**CHALLENGE:** Output every entry exactly as written, skipping any pictures.

++++ SUPPLIED RECORDS ++++

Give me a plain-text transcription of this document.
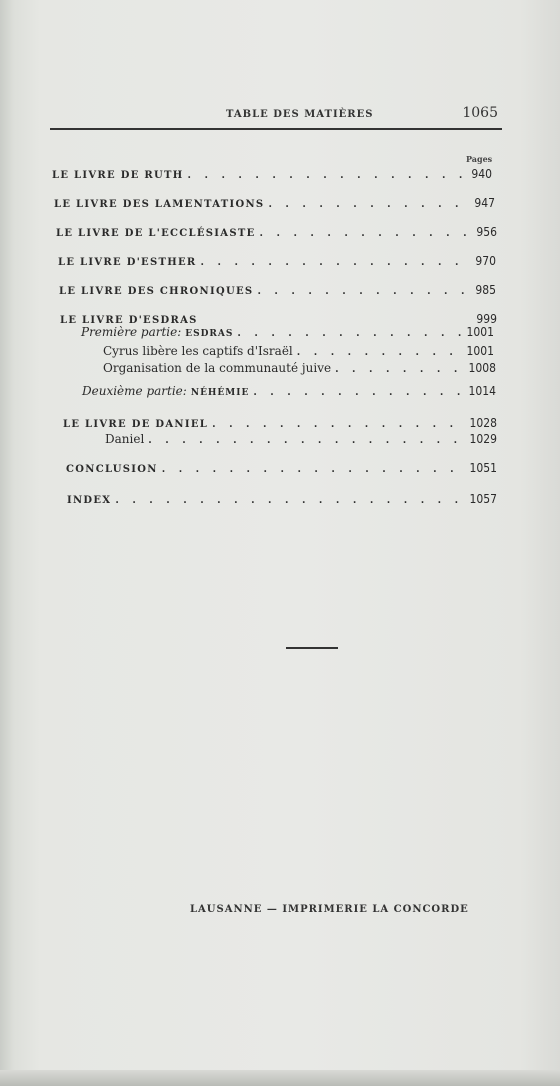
TABLE DES MATIÈRES	1065
Pages
LE LIVRE DE RUTH . . .	940
LE LIVRE DES LAMENTATIONS . . .	947
LE LIVRE DE L'ECCLÉSIASTE . . .	956
LE LIVRE D'ESTHER . . .	970
LE LIVRE DES CHRONIQUES . . .	985
LE LIVRE D'ESDRAS	999
Première partie: ESDRAS . . .	1001
Cyrus libère les captifs d'Israël . . .	1001
Organisation de la communauté juive . . .	1008
Deuxième partie: NÉHÉMIE . . .	1014
LE LIVRE DE DANIEL . . .	1028
Daniel . . .	1029
CONCLUSION . . .	1051
INDEX . . .	1057
LAUSANNE — IMPRIMERIE LA CONCORDE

++++

**REPLY:**
Give me a plain-text transcription of this document.
TABLE DES MATIÈRES	1065
Pages
LE LIVRE DE RUTH . . .	940
LE LIVRE DES LAMENTATIONS . . .	947
LE LIVRE DE L'ECCLÉSIASTE . . .	956
LE LIVRE D'ESTHER . . .	970
LE LIVRE DES CHRONIQUES . . .	985
LE LIVRE D'ESDRAS	999
Première partie: ESDRAS . . .	1001
Cyrus libère les captifs d'Israël . . .	1001
Organisation de la communauté juive . . .	1008
Deuxième partie: NÉHÉMIE . . .	1014
LE LIVRE DE DANIEL . . .	1028
Daniel . . .	1029
CONCLUSION . . .	1051
INDEX . . .	1057
LAUSANNE — IMPRIMERIE LA CONCORDE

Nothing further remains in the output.